Return each line of the records holding the string "серцевих".

Records excerpted from a collection:
=======

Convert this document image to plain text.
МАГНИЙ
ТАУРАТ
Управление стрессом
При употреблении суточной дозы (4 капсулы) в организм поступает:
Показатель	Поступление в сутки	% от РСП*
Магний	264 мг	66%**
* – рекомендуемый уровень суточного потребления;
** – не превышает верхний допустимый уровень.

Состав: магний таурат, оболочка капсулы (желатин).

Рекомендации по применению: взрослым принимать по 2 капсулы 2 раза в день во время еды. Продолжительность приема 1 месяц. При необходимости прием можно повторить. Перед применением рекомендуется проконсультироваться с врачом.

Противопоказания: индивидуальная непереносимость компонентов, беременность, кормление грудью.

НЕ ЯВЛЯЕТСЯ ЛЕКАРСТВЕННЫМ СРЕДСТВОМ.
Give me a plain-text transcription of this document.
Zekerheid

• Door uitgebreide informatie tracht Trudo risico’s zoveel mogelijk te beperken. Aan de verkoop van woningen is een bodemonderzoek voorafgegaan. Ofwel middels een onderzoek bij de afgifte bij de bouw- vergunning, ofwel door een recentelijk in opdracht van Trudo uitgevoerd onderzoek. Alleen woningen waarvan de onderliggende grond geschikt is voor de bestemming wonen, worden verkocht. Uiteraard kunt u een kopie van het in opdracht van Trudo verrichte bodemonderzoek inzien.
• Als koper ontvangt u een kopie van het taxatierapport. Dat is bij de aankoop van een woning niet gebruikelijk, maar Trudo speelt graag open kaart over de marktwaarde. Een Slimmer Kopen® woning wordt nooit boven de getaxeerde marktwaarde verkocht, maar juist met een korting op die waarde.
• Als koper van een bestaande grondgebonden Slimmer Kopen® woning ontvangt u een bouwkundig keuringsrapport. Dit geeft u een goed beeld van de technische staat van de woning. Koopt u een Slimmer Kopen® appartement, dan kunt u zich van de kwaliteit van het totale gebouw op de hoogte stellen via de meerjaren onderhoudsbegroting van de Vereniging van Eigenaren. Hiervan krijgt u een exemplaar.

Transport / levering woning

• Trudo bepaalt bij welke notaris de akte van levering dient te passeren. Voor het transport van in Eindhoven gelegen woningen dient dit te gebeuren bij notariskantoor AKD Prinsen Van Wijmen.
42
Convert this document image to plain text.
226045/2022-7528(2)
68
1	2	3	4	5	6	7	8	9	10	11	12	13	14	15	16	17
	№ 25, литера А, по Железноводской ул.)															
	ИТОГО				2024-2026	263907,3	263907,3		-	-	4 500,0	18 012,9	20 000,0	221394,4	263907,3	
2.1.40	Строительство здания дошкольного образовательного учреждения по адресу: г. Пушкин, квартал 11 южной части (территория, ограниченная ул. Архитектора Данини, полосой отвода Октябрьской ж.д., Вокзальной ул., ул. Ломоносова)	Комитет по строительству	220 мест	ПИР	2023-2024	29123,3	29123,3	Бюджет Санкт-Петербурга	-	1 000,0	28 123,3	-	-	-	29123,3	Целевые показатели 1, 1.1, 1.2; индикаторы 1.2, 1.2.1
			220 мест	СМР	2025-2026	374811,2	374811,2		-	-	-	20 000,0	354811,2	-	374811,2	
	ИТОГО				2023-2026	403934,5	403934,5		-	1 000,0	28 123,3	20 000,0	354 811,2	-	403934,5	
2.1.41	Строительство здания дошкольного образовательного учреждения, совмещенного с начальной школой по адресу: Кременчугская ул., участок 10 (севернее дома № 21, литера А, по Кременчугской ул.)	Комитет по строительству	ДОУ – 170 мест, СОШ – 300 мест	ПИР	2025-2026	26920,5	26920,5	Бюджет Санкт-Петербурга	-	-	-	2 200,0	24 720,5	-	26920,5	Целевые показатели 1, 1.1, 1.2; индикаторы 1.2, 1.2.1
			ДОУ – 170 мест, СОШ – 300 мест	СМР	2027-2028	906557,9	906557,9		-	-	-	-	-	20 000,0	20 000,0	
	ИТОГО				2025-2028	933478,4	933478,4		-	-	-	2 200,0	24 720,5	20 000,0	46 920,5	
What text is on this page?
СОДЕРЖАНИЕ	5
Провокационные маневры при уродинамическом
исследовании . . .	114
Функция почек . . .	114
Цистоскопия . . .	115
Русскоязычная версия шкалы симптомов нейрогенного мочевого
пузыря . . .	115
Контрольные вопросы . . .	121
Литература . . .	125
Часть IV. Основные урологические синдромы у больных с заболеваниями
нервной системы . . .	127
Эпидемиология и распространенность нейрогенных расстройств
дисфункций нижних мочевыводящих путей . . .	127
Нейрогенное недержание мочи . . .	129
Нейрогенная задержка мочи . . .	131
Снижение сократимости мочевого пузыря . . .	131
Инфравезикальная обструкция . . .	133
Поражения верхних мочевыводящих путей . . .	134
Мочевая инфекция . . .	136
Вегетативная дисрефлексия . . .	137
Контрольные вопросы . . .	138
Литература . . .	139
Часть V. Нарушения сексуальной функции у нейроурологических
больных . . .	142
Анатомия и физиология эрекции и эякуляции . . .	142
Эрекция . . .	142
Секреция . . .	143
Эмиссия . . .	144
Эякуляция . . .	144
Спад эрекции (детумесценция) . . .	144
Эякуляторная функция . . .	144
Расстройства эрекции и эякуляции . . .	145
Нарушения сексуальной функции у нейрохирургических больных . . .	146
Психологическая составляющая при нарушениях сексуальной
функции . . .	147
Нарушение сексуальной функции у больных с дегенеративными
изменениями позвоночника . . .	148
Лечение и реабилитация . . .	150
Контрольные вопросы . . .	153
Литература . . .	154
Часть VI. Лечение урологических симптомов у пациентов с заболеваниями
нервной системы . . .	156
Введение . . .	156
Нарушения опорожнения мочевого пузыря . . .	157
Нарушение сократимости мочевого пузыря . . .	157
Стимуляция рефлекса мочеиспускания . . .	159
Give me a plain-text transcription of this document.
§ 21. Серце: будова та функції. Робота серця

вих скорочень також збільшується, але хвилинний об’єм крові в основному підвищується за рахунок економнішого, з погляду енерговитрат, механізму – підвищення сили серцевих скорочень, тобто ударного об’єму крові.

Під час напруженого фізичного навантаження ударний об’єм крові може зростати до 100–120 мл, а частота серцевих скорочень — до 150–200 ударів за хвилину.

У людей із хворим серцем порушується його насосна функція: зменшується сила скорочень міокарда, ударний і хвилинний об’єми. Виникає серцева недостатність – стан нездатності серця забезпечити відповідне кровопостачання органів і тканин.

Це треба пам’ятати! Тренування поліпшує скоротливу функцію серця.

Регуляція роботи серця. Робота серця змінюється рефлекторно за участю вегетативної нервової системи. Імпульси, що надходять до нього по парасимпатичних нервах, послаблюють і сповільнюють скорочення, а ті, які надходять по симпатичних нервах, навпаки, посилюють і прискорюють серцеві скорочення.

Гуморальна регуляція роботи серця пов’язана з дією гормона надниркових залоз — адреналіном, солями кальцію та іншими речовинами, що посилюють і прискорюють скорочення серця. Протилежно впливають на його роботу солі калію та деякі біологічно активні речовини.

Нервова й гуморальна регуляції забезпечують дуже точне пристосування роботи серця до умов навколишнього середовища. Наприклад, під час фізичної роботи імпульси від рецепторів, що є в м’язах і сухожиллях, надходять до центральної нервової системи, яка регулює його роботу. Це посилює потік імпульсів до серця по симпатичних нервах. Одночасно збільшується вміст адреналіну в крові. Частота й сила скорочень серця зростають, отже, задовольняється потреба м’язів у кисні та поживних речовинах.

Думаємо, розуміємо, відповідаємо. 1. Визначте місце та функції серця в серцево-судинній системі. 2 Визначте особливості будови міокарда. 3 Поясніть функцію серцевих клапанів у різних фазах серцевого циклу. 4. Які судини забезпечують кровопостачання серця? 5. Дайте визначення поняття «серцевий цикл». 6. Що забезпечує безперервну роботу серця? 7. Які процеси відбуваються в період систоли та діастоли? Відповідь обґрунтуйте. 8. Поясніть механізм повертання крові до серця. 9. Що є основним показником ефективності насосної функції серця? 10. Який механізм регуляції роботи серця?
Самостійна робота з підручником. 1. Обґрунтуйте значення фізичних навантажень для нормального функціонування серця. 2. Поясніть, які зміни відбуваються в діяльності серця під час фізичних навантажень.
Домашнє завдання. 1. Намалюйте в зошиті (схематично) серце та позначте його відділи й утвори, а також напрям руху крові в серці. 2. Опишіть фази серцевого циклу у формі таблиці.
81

=======

EXPECTED OUTPUT
вих скорочень також збільшується, але хвилинний об’єм крові в основному підвищується за рахунок економнішого, з погляду енерговитрат, механізму – підвищення сили серцевих скорочень, тобто ударного об’єму крові.
Під час напруженого фізичного навантаження ударний об’єм крові може зростати до 100–120 мл, а частота серцевих скорочень — до 150–200 ударів за хвилину.
Думаємо, розуміємо, відповідаємо. 1. Визначте місце та функції серця в серцево-судинній системі. 2 Визначте особливості будови міокарда. 3 Поясніть функцію серцевих клапанів у різних фазах серцевого циклу. 4. Які судини забезпечують кровопостачання серця? 5. Дайте визначення поняття «серцевий цикл». 6. Що забезпечує безперервну роботу серця? 7. Які процеси відбуваються в період систоли та діастоли? Відповідь обґрунтуйте. 8. Поясніть механізм повертання крові до серця. 9. Що є основним показником ефективності насосної функції серця? 10. Який механізм регуляції роботи серця?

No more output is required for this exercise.